GIVEN TASK => For each statement, say yes or no to whether it agrees with the Phillies article, and quote the article's deciding words: (a) Durbin can be optioned to the minors; (b) Diekman and DeFratus were told they needed more work in Triple-A; (c) Mike Stutes said in spring training that he preferred the long-man role.

SOURCE DOCUMENT =>
But how long do the Phillies have to wait for him to get right?

Their arms in the system could be ready. Jake Diekman and Justin DeFratus particularly impressed this camp, but were told they needed to continue polishing their game in Triple-A. Mike Stutes, who dazzled in 2011, has experience as a long man, and he said in spring training a preference for it.

But unlike Jeremy Horst or Phillippe Aumont, Durbin can’t be optioned. Only cut.

Too early to start swinging trades, it will come down then to whether the Phillies are willing to take a chance on youth.

Unless, of course, Durbin proves they don’t have to, a chance he may get within hours.

Durbin said he didn’t expect before any time out the shellacking he’s got so far, and that until he’s lit up consistently, he’ll continue to expect results every time he goes out.

“I’ve had games where I went two innings, struck out 4 or 5, and felt like I didn’t make a pitch, I just lucked out that day,” he said with a laugh. “And I’ve had other times where I felt really good – my last outing, I feel like I executed almost every pitch I wanted to, and I still let up 2 of Doc’s runs. Almost got out of it.”

But if he didn’t know that was in store then, how does he know how close he is to his goal?

“The hitters that will let you know,” he said with a smile.

We’ll see what they have to say about him soon.

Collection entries
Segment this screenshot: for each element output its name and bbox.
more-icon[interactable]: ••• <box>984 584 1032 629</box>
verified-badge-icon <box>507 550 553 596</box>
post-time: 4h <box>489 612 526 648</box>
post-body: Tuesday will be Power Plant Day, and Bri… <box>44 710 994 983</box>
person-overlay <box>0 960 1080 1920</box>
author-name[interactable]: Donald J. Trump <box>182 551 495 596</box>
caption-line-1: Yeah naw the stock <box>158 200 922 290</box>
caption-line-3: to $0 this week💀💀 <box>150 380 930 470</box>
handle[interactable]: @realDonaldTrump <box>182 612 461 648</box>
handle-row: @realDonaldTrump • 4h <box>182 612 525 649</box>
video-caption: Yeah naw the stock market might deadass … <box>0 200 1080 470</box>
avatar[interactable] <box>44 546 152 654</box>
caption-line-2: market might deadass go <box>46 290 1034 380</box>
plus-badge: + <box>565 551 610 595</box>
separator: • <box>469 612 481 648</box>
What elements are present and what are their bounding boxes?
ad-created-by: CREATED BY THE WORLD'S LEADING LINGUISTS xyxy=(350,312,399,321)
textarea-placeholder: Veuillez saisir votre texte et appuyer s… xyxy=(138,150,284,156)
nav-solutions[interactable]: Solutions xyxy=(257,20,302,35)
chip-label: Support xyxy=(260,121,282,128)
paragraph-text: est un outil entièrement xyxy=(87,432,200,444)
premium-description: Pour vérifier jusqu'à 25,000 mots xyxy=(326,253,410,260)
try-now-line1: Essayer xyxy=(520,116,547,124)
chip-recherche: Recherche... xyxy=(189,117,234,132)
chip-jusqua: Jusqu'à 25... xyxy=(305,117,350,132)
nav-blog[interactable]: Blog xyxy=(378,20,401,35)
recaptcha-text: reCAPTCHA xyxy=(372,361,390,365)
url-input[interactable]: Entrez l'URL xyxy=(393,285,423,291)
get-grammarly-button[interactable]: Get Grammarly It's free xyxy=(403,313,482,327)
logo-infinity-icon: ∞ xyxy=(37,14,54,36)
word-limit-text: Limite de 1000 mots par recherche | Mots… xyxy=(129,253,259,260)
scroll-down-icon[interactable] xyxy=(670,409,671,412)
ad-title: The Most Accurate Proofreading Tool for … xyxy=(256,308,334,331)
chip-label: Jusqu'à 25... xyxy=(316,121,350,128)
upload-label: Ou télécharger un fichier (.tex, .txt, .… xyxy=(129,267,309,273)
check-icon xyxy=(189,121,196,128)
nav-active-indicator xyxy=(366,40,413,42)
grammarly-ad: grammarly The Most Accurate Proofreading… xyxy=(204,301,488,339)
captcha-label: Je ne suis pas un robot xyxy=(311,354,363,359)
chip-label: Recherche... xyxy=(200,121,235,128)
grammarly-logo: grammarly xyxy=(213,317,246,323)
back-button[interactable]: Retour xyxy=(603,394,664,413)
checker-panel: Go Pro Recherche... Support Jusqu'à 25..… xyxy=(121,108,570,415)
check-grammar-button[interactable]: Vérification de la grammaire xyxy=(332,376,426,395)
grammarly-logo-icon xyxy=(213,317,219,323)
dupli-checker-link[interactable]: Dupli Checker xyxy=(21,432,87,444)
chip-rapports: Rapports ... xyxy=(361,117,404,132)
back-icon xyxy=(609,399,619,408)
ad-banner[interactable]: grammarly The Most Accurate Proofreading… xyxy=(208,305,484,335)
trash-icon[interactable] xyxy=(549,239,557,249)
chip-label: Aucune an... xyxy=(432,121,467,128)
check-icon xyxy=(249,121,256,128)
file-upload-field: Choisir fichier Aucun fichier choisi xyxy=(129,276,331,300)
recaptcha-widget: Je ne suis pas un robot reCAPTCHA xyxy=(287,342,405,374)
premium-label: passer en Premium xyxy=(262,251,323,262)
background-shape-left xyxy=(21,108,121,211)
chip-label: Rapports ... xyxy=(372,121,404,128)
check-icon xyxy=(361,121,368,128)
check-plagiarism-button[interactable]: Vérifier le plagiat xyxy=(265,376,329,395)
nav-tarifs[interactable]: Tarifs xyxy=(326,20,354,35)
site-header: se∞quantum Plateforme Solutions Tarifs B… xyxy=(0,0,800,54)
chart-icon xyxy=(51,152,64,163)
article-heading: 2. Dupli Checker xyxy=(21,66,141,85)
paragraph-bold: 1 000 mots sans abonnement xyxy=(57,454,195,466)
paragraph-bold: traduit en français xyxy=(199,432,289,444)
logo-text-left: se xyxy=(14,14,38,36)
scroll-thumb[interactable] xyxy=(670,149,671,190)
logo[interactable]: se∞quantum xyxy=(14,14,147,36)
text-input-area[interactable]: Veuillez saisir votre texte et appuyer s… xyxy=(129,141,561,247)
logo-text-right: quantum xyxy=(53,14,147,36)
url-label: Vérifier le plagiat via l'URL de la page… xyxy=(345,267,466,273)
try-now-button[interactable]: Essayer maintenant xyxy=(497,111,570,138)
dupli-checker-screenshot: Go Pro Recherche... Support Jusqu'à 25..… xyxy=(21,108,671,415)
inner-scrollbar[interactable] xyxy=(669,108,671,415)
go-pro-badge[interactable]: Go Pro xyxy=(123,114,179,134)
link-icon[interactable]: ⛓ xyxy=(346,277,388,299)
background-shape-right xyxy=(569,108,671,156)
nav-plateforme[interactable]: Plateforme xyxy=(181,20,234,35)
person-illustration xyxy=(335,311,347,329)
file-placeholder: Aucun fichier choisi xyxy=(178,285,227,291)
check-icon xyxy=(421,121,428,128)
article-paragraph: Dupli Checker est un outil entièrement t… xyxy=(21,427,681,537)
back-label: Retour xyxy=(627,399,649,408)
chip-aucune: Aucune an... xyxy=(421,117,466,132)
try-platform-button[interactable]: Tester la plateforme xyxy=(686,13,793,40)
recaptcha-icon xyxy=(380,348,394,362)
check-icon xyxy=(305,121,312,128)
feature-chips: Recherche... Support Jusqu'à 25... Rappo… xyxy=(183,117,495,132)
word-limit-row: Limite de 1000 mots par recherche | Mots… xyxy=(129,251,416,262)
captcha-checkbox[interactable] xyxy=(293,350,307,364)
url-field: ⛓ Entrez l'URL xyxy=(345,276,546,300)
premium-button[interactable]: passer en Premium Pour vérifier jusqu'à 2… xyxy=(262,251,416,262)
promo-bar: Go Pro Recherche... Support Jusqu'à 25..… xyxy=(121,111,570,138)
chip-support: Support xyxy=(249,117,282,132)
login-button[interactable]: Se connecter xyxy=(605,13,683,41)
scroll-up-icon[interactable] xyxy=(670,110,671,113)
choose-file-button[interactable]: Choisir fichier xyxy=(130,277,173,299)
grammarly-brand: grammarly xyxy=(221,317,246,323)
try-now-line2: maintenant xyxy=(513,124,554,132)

RESULT OF THIS TASK =>
(a) No: "But unlike Jeremy Horst or Phillippe Aumont, Durbin can’t be optioned."
(b) Yes: "Jake Diekman and Justin DeFratus particularly impressed this camp, but were told they needed to continue polishing their game in Triple-A."
(c) Yes: "Mike Stutes, who dazzled in 2011, has experience as a long man, and he said in spring training a preference for it."